→ **Problem to solve**
Copy every line of the data that contains the string "label".

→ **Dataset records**
----
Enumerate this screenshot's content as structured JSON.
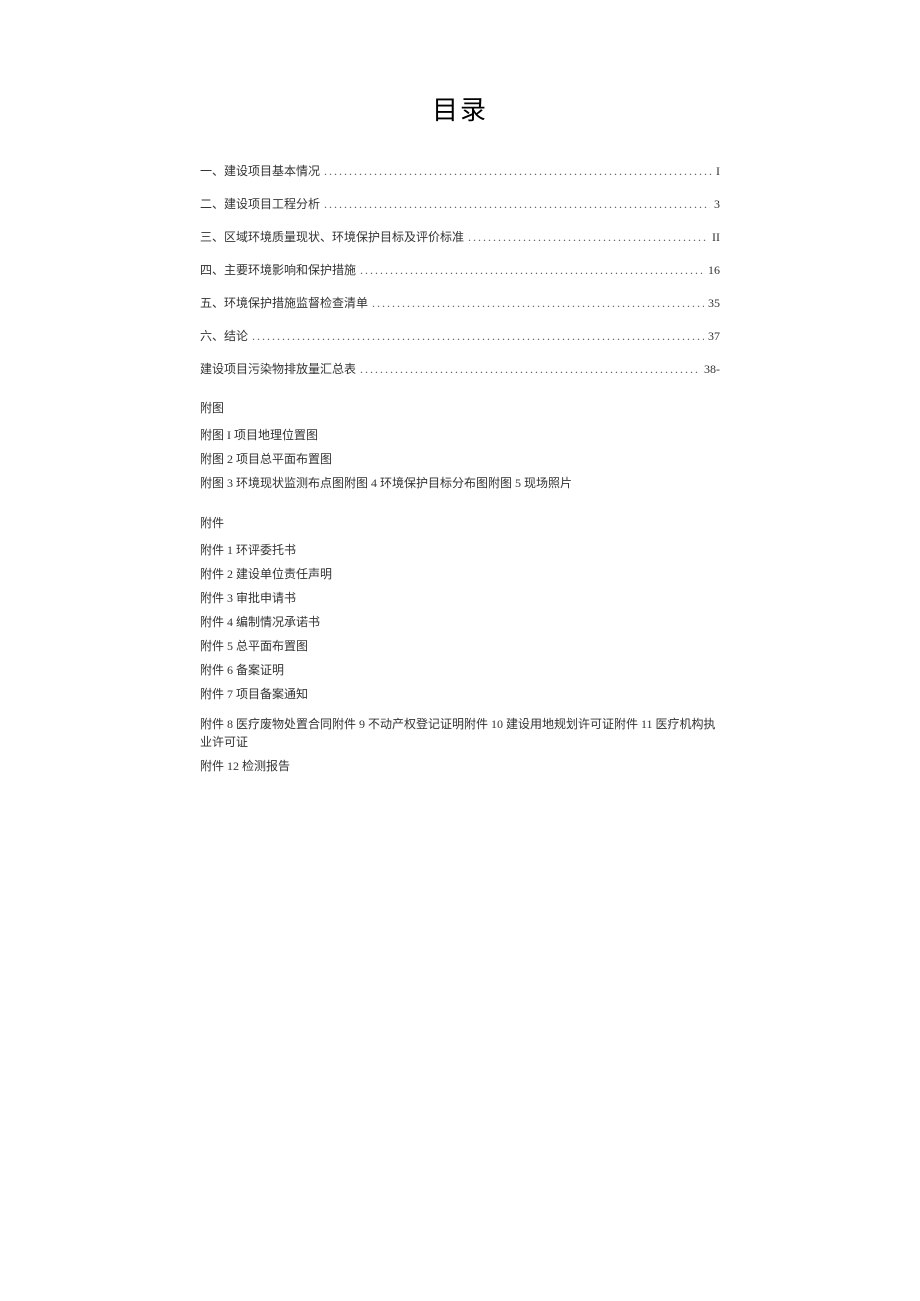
{
  "title": "目录",
  "toc": [
    {
      "label": "一、建设项目基本情况",
      "page": "I"
    },
    {
      "label": "二、建设项目工程分析",
      "page": "3"
    },
    {
      "label": "三、区域环境质量现状、环境保护目标及评价标准",
      "page": "II"
    },
    {
      "label": "四、主要环境影响和保护措施",
      "page": "16"
    },
    {
      "label": "五、环境保护措施监督检查清单",
      "page": "35"
    },
    {
      "label": "六、结论",
      "page": "37"
    },
    {
      "label": "建设项目污染物排放量汇总表",
      "page": "38-"
    }
  ],
  "fig_header": "附图",
  "figs": [
    "附图 I 项目地理位置图",
    "附图 2 项目总平面布置图",
    "附图 3 环境现状监测布点图附图 4 环境保护目标分布图附图 5 现场照片"
  ],
  "att_header": "附件",
  "atts": [
    "附件 1 环评委托书",
    "附件 2 建设单位责任声明",
    "附件 3 审批申请书",
    "附件 4 编制情况承诺书",
    "附件 5 总平面布置图",
    "附件 6 备案证明",
    "附件 7 项目备案通知",
    "附件 8 医疗废物处置合同附件 9 不动产权登记证明附件 10 建设用地规划许可证附件 11 医疗机构执业许可证",
    "附件 12 检测报告"
  ]
}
----
→ **Response to the exercise**
      "label": "一、建设项目基本情况",
      "label": "二、建设项目工程分析",
      "label": "三、区域环境质量现状、环境保护目标及评价标准",
      "label": "四、主要环境影响和保护措施",
      "label": "五、环境保护措施监督检查清单",
      "label": "六、结论",
      "label": "建设项目污染物排放量汇总表",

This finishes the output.